▶ [SET TASK]
Reproduce the data below in full and exclude every picture.

▶ [SUPPLIED RECORDS]
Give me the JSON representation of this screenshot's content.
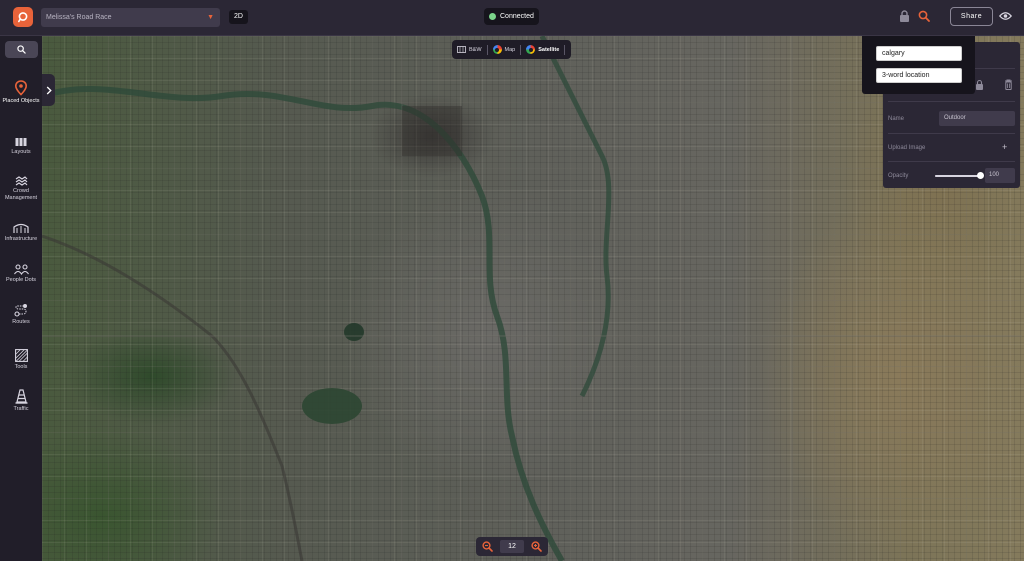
{
  "topbar": {
    "project_name": "Melissa's Road Race",
    "view_mode": "2D",
    "connection_status": "Connected",
    "share_label": "Share",
    "accent": "#e8633a"
  },
  "sidebar": {
    "items": [
      {
        "label": "Placed Objects",
        "icon": "map-pin-icon"
      },
      {
        "label": "Layouts",
        "icon": "layouts-icon"
      },
      {
        "label": "Crowd Management",
        "icon": "crowd-icon"
      },
      {
        "label": "Infrastructure",
        "icon": "infrastructure-icon"
      },
      {
        "label": "People Dots",
        "icon": "people-icon"
      },
      {
        "label": "Routes",
        "icon": "routes-icon"
      },
      {
        "label": "Tools",
        "icon": "tools-icon"
      },
      {
        "label": "Traffic",
        "icon": "traffic-cone-icon"
      }
    ]
  },
  "map_types": {
    "options": [
      "B&W",
      "Map",
      "Satellite"
    ],
    "selected": "Satellite"
  },
  "zoom": {
    "level": "12"
  },
  "search": {
    "location_value": "calgary",
    "word_location_placeholder": "3-word location"
  },
  "properties_panel": {
    "name_label": "Name",
    "name_value": "Outdoor",
    "upload_label": "Upload Image",
    "opacity_label": "Opacity",
    "opacity_value": "100"
  }
}
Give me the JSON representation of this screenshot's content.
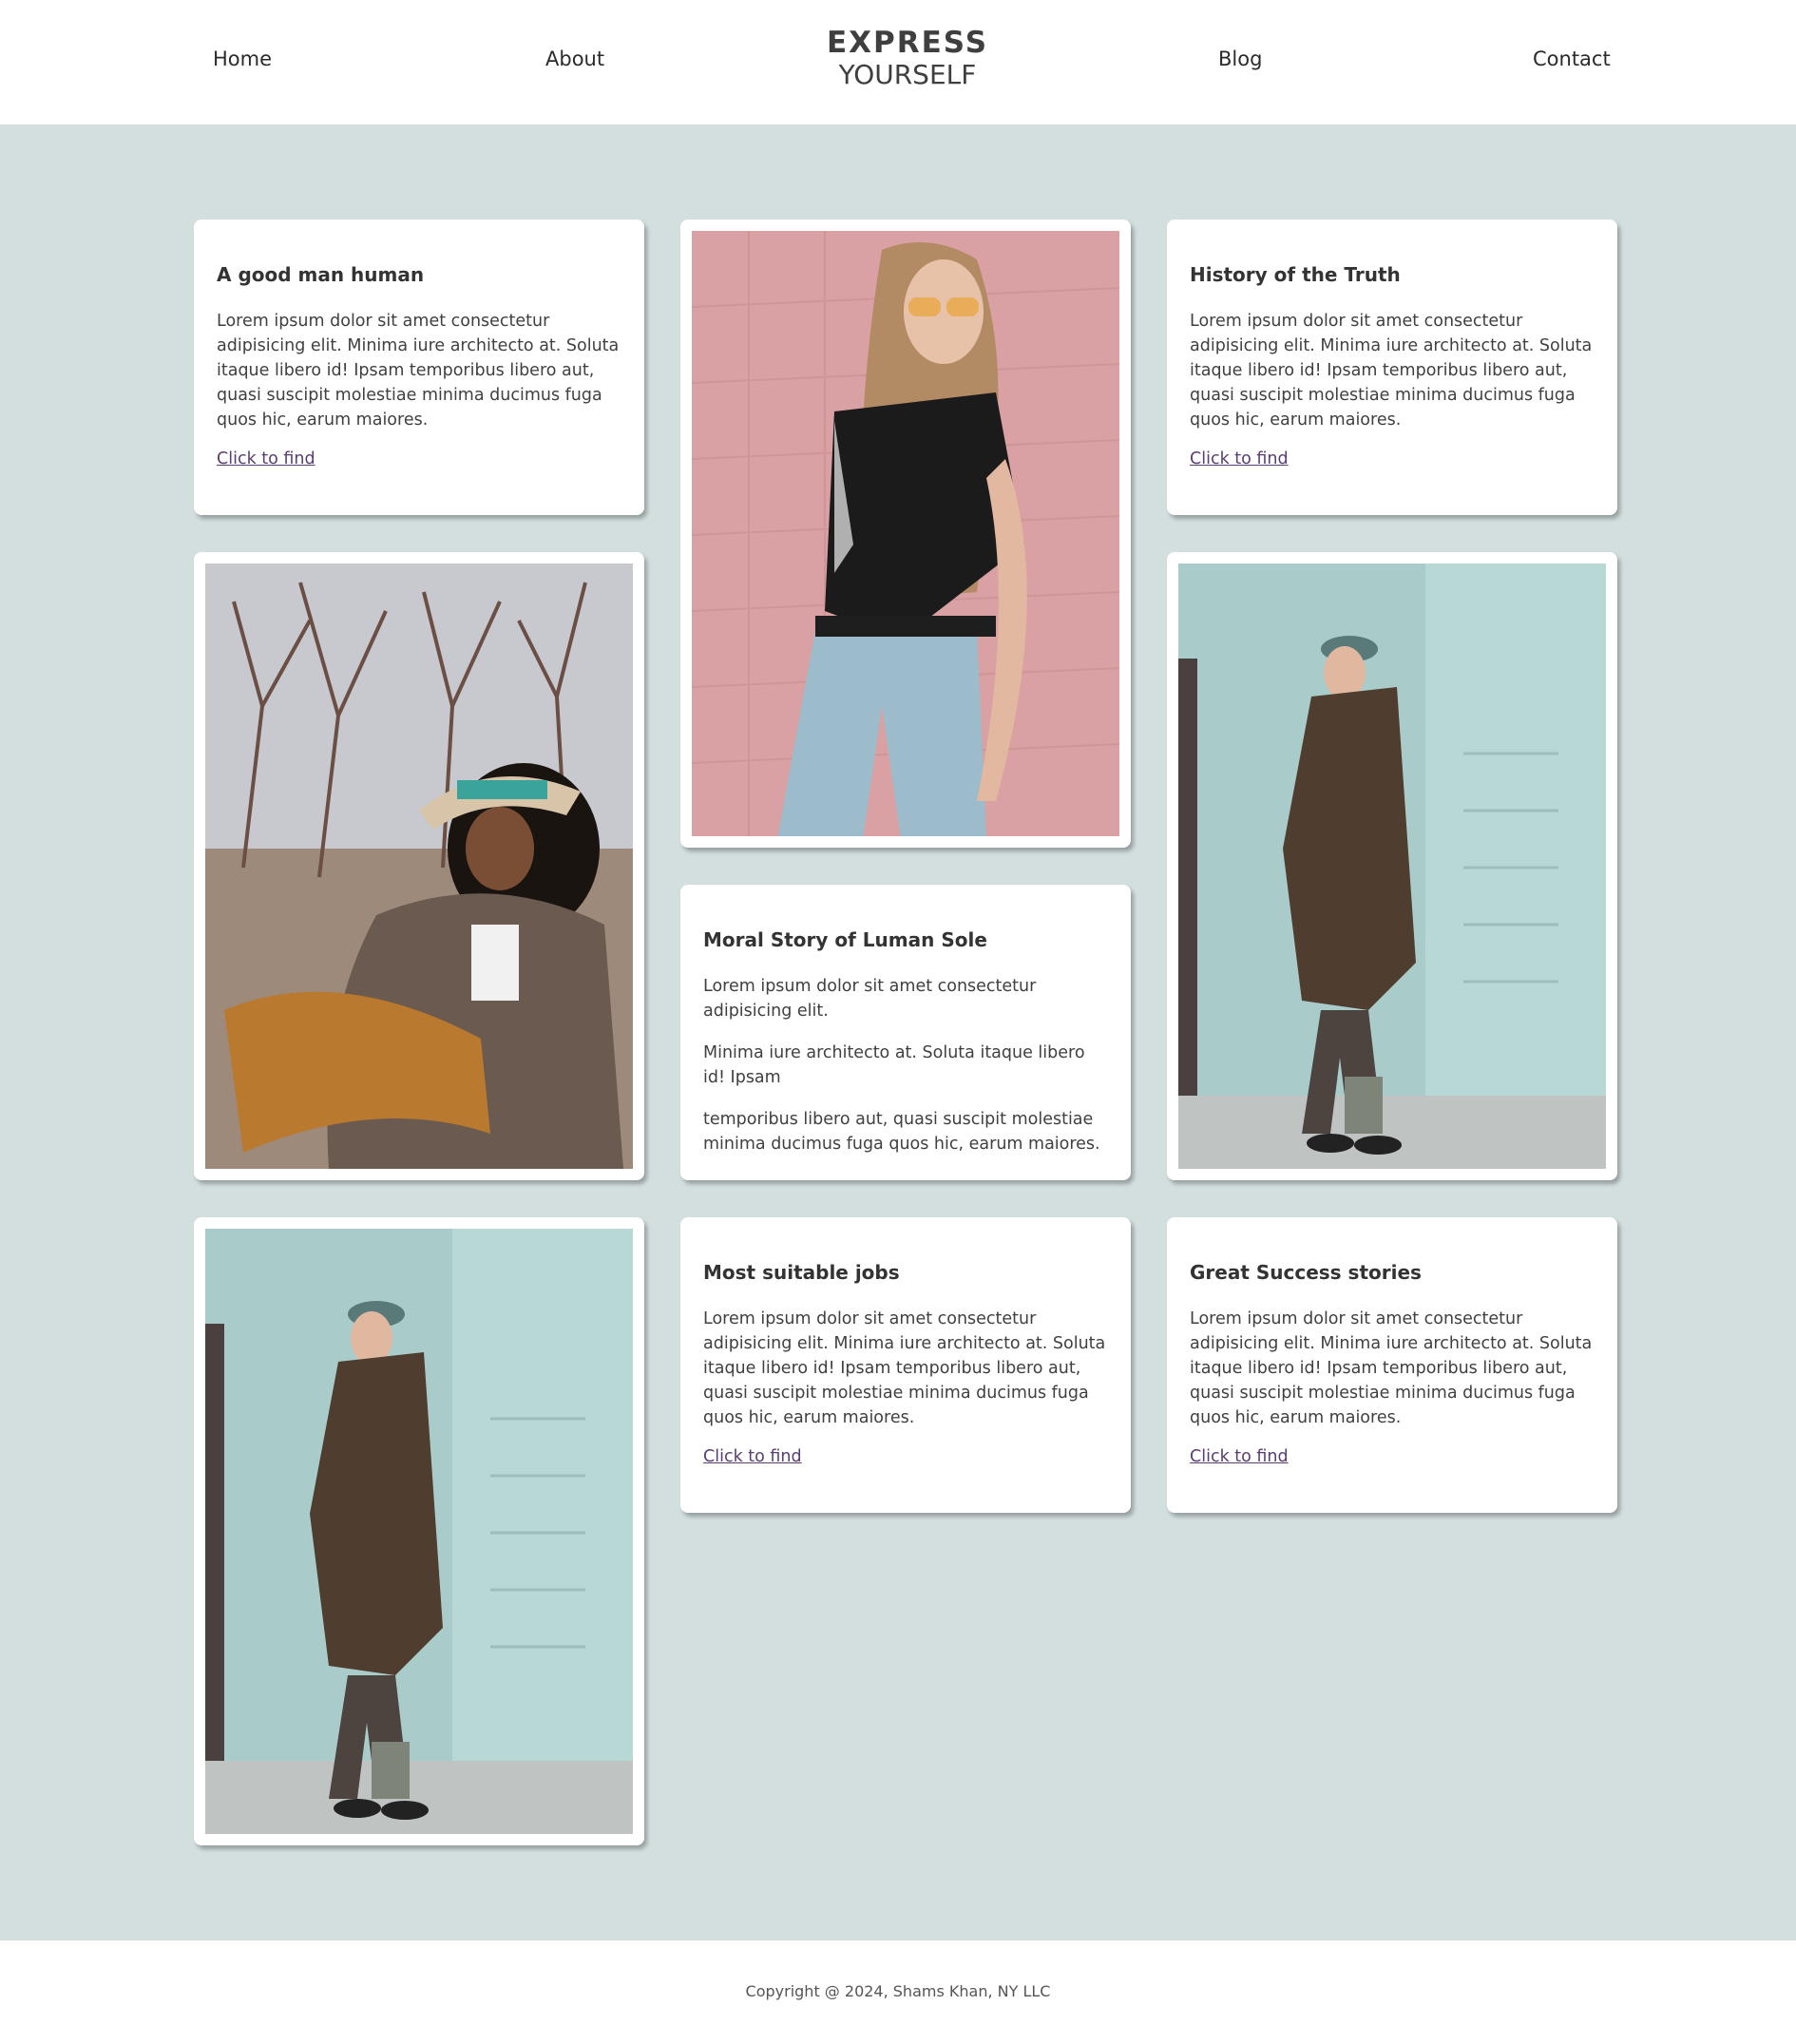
{
  "header": {
    "nav": {
      "home": "Home",
      "about": "About",
      "blog": "Blog",
      "contact": "Contact"
    },
    "logo": {
      "line1": "EXPRESS",
      "line2": "YOURSELF"
    }
  },
  "cards": {
    "good_man": {
      "title": "A good man human",
      "body": "Lorem ipsum dolor sit amet consectetur adipisicing elit. Minima iure architecto at. Soluta itaque libero id! Ipsam temporibus libero aut, quasi suscipit molestiae minima ducimus fuga quos hic, earum maiores.",
      "link": "Click to find"
    },
    "history": {
      "title": "History of the Truth",
      "body": "Lorem ipsum dolor sit amet consectetur adipisicing elit. Minima iure architecto at. Soluta itaque libero id! Ipsam temporibus libero aut, quasi suscipit molestiae minima ducimus fuga quos hic, earum maiores.",
      "link": "Click to find"
    },
    "moral": {
      "title": "Moral Story of Luman Sole",
      "p1": "Lorem ipsum dolor sit amet consectetur adipisicing elit.",
      "p2": "Minima iure architecto at. Soluta itaque libero id! Ipsam",
      "p3": "temporibus libero aut, quasi suscipit molestiae minima ducimus fuga quos hic, earum maiores."
    },
    "jobs": {
      "title": "Most suitable jobs",
      "body": "Lorem ipsum dolor sit amet consectetur adipisicing elit. Minima iure architecto at. Soluta itaque libero id! Ipsam temporibus libero aut, quasi suscipit molestiae minima ducimus fuga quos hic, earum maiores.",
      "link": "Click to find"
    },
    "success": {
      "title": "Great Success stories",
      "body": "Lorem ipsum dolor sit amet consectetur adipisicing elit. Minima iure architecto at. Soluta itaque libero id! Ipsam temporibus libero aut, quasi suscipit molestiae minima ducimus fuga quos hic, earum maiores.",
      "link": "Click to find"
    }
  },
  "footer": {
    "copyright": "Copyright @ 2024, Shams Khan, NY LLC"
  },
  "colors": {
    "main_bg": "#d3dedf",
    "card_bg": "#ffffff",
    "link": "#5a3d70",
    "text": "#404040"
  }
}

▶ [EXERCISE SOLUTION]
Give me the JSON representation of this screenshot's content.
{
  "topbar": {
    "project_name": "Melissa's Road Race",
    "view_mode": "2D",
    "connection_status": "Connected",
    "share_label": "Share",
    "accent": "#e8633a"
  },
  "sidebar": {
    "items": [
      {
        "label": "Placed Objects",
        "icon": "map-pin-icon"
      },
      {
        "label": "Layouts",
        "icon": "layouts-icon"
      },
      {
        "label": "Crowd Management",
        "icon": "crowd-icon"
      },
      {
        "label": "Infrastructure",
        "icon": "infrastructure-icon"
      },
      {
        "label": "People Dots",
        "icon": "people-icon"
      },
      {
        "label": "Routes",
        "icon": "routes-icon"
      },
      {
        "label": "Tools",
        "icon": "tools-icon"
      },
      {
        "label": "Traffic",
        "icon": "traffic-cone-icon"
      }
    ]
  },
  "map_types": {
    "options": [
      "B&W",
      "Map",
      "Satellite"
    ],
    "selected": "Satellite"
  },
  "zoom": {
    "level": "12"
  },
  "search": {
    "location_value": "calgary",
    "word_location_placeholder": "3-word location"
  },
  "properties_panel": {
    "name_label": "Name",
    "name_value": "Outdoor",
    "upload_label": "Upload Image",
    "opacity_label": "Opacity",
    "opacity_value": "100"
  }
}
Give me the JSON representation of this screenshot's content.
{
  "header": {
    "nav": {
      "home": "Home",
      "about": "About",
      "blog": "Blog",
      "contact": "Contact"
    },
    "logo": {
      "line1": "EXPRESS",
      "line2": "YOURSELF"
    }
  },
  "cards": {
    "good_man": {
      "title": "A good man human",
      "body": "Lorem ipsum dolor sit amet consectetur adipisicing elit. Minima iure architecto at. Soluta itaque libero id! Ipsam temporibus libero aut, quasi suscipit molestiae minima ducimus fuga quos hic, earum maiores.",
      "link": "Click to find"
    },
    "history": {
      "title": "History of the Truth",
      "body": "Lorem ipsum dolor sit amet consectetur adipisicing elit. Minima iure architecto at. Soluta itaque libero id! Ipsam temporibus libero aut, quasi suscipit molestiae minima ducimus fuga quos hic, earum maiores.",
      "link": "Click to find"
    },
    "moral": {
      "title": "Moral Story of Luman Sole",
      "p1": "Lorem ipsum dolor sit amet consectetur adipisicing elit.",
      "p2": "Minima iure architecto at. Soluta itaque libero id! Ipsam",
      "p3": "temporibus libero aut, quasi suscipit molestiae minima ducimus fuga quos hic, earum maiores."
    },
    "jobs": {
      "title": "Most suitable jobs",
      "body": "Lorem ipsum dolor sit amet consectetur adipisicing elit. Minima iure architecto at. Soluta itaque libero id! Ipsam temporibus libero aut, quasi suscipit molestiae minima ducimus fuga quos hic, earum maiores.",
      "link": "Click to find"
    },
    "success": {
      "title": "Great Success stories",
      "body": "Lorem ipsum dolor sit amet consectetur adipisicing elit. Minima iure architecto at. Soluta itaque libero id! Ipsam temporibus libero aut, quasi suscipit molestiae minima ducimus fuga quos hic, earum maiores.",
      "link": "Click to find"
    }
  },
  "footer": {
    "copyright": "Copyright @ 2024, Shams Khan, NY LLC"
  },
  "colors": {
    "main_bg": "#d3dedf",
    "card_bg": "#ffffff",
    "link": "#5a3d70",
    "text": "#404040"
  }
}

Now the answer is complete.